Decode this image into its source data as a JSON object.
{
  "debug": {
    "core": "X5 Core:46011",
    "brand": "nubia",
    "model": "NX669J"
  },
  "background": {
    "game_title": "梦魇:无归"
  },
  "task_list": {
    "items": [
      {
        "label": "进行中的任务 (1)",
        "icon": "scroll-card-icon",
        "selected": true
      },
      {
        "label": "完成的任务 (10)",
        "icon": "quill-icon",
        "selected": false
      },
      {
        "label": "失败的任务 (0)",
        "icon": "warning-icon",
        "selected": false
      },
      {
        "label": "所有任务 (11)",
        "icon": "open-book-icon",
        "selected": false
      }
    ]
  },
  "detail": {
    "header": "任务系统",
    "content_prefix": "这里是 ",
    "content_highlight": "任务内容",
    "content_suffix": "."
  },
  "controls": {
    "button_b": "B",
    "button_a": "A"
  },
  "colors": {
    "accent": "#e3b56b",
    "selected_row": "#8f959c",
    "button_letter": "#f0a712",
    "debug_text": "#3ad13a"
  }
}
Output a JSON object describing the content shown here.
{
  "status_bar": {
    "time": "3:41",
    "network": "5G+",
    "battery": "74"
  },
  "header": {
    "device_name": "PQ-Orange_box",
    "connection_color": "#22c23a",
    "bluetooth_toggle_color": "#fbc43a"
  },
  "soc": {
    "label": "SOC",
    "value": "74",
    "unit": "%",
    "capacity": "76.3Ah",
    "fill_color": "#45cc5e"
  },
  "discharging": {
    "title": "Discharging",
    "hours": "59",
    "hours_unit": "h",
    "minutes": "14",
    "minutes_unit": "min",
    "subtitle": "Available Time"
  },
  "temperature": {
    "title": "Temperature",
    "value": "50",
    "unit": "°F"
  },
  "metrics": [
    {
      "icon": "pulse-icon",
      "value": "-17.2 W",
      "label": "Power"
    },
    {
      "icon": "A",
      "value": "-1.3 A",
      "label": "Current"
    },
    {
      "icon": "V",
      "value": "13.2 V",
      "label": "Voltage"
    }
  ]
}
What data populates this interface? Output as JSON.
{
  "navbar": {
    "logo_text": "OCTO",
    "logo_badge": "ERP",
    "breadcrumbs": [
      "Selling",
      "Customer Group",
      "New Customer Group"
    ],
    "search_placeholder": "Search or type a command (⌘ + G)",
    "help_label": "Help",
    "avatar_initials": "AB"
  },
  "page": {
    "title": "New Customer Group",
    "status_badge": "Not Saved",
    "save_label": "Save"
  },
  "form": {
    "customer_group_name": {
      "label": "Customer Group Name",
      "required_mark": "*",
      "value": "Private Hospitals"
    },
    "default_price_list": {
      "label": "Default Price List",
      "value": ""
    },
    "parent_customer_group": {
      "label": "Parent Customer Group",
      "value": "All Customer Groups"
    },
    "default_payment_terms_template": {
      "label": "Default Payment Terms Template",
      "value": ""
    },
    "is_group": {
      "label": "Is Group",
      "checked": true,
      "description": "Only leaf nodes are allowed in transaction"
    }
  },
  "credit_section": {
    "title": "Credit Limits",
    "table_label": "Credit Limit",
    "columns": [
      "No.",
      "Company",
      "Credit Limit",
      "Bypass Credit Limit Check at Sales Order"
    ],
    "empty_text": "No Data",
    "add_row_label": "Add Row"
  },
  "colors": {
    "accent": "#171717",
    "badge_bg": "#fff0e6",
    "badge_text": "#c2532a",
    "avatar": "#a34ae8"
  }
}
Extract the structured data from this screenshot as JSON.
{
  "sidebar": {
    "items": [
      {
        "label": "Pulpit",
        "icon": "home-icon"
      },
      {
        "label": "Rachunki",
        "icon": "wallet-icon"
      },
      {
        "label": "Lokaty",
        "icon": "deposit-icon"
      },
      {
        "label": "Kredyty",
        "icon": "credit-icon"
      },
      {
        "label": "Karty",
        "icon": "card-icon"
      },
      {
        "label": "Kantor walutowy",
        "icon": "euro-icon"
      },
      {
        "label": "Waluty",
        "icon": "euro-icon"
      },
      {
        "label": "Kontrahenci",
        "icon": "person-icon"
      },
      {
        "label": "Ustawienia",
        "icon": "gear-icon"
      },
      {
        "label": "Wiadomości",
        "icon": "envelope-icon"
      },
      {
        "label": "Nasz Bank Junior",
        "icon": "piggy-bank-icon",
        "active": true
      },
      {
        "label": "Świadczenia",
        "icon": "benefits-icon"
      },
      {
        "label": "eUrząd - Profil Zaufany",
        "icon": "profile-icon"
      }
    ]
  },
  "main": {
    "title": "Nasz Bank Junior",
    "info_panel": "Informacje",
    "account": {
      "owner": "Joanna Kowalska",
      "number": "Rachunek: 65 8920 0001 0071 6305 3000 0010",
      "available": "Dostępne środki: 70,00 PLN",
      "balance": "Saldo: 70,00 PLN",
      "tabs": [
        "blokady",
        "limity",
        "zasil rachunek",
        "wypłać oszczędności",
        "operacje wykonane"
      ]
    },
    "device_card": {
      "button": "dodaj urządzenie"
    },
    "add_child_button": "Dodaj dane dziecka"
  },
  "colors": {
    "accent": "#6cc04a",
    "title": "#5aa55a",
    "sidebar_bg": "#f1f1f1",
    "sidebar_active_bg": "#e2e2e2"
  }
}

....................

--- WHAT NEEDS TO BE DONE ---
Send back all of the entries exactly, with nothing missing.

--- THE RESPONSE ---
Decode this image into its source data as a JSON object.
{
  "debug": {
    "core": "X5 Core:46011",
    "brand": "nubia",
    "model": "NX669J"
  },
  "background": {
    "game_title": "梦魇:无归"
  },
  "task_list": {
    "items": [
      {
        "label": "进行中的任务 (1)",
        "icon": "scroll-card-icon",
        "selected": true
      },
      {
        "label": "完成的任务 (10)",
        "icon": "quill-icon",
        "selected": false
      },
      {
        "label": "失败的任务 (0)",
        "icon": "warning-icon",
        "selected": false
      },
      {
        "label": "所有任务 (11)",
        "icon": "open-book-icon",
        "selected": false
      }
    ]
  },
  "detail": {
    "header": "任务系统",
    "content_prefix": "这里是 ",
    "content_highlight": "任务内容",
    "content_suffix": "."
  },
  "controls": {
    "button_b": "B",
    "button_a": "A"
  },
  "colors": {
    "accent": "#e3b56b",
    "selected_row": "#8f959c",
    "button_letter": "#f0a712",
    "debug_text": "#3ad13a"
  }
}
Output a JSON object describing the content shown here.
{
  "status_bar": {
    "time": "3:41",
    "network": "5G+",
    "battery": "74"
  },
  "header": {
    "device_name": "PQ-Orange_box",
    "connection_color": "#22c23a",
    "bluetooth_toggle_color": "#fbc43a"
  },
  "soc": {
    "label": "SOC",
    "value": "74",
    "unit": "%",
    "capacity": "76.3Ah",
    "fill_color": "#45cc5e"
  },
  "discharging": {
    "title": "Discharging",
    "hours": "59",
    "hours_unit": "h",
    "minutes": "14",
    "minutes_unit": "min",
    "subtitle": "Available Time"
  },
  "temperature": {
    "title": "Temperature",
    "value": "50",
    "unit": "°F"
  },
  "metrics": [
    {
      "icon": "pulse-icon",
      "value": "-17.2 W",
      "label": "Power"
    },
    {
      "icon": "A",
      "value": "-1.3 A",
      "label": "Current"
    },
    {
      "icon": "V",
      "value": "13.2 V",
      "label": "Voltage"
    }
  ]
}
What data populates this interface? Output as JSON.
{
  "navbar": {
    "logo_text": "OCTO",
    "logo_badge": "ERP",
    "breadcrumbs": [
      "Selling",
      "Customer Group",
      "New Customer Group"
    ],
    "search_placeholder": "Search or type a command (⌘ + G)",
    "help_label": "Help",
    "avatar_initials": "AB"
  },
  "page": {
    "title": "New Customer Group",
    "status_badge": "Not Saved",
    "save_label": "Save"
  },
  "form": {
    "customer_group_name": {
      "label": "Customer Group Name",
      "required_mark": "*",
      "value": "Private Hospitals"
    },
    "default_price_list": {
      "label": "Default Price List",
      "value": ""
    },
    "parent_customer_group": {
      "label": "Parent Customer Group",
      "value": "All Customer Groups"
    },
    "default_payment_terms_template": {
      "label": "Default Payment Terms Template",
      "value": ""
    },
    "is_group": {
      "label": "Is Group",
      "checked": true,
      "description": "Only leaf nodes are allowed in transaction"
    }
  },
  "credit_section": {
    "title": "Credit Limits",
    "table_label": "Credit Limit",
    "columns": [
      "No.",
      "Company",
      "Credit Limit",
      "Bypass Credit Limit Check at Sales Order"
    ],
    "empty_text": "No Data",
    "add_row_label": "Add Row"
  },
  "colors": {
    "accent": "#171717",
    "badge_bg": "#fff0e6",
    "badge_text": "#c2532a",
    "avatar": "#a34ae8"
  }
}
Extract the structured data from this screenshot as JSON.
{
  "sidebar": {
    "items": [
      {
        "label": "Pulpit",
        "icon": "home-icon"
      },
      {
        "label": "Rachunki",
        "icon": "wallet-icon"
      },
      {
        "label": "Lokaty",
        "icon": "deposit-icon"
      },
      {
        "label": "Kredyty",
        "icon": "credit-icon"
      },
      {
        "label": "Karty",
        "icon": "card-icon"
      },
      {
        "label": "Kantor walutowy",
        "icon": "euro-icon"
      },
      {
        "label": "Waluty",
        "icon": "euro-icon"
      },
      {
        "label": "Kontrahenci",
        "icon": "person-icon"
      },
      {
        "label": "Ustawienia",
        "icon": "gear-icon"
      },
      {
        "label": "Wiadomości",
        "icon": "envelope-icon"
      },
      {
        "label": "Nasz Bank Junior",
        "icon": "piggy-bank-icon",
        "active": true
      },
      {
        "label": "Świadczenia",
        "icon": "benefits-icon"
      },
      {
        "label": "eUrząd - Profil Zaufany",
        "icon": "profile-icon"
      }
    ]
  },
  "main": {
    "title": "Nasz Bank Junior",
    "info_panel": "Informacje",
    "account": {
      "owner": "Joanna Kowalska",
      "number": "Rachunek: 65 8920 0001 0071 6305 3000 0010",
      "available": "Dostępne środki: 70,00 PLN",
      "balance": "Saldo: 70,00 PLN",
      "tabs": [
        "blokady",
        "limity",
        "zasil rachunek",
        "wypłać oszczędności",
        "operacje wykonane"
      ]
    },
    "device_card": {
      "button": "dodaj urządzenie"
    },
    "add_child_button": "Dodaj dane dziecka"
  },
  "colors": {
    "accent": "#6cc04a",
    "title": "#5aa55a",
    "sidebar_bg": "#f1f1f1",
    "sidebar_active_bg": "#e2e2e2"
  }
}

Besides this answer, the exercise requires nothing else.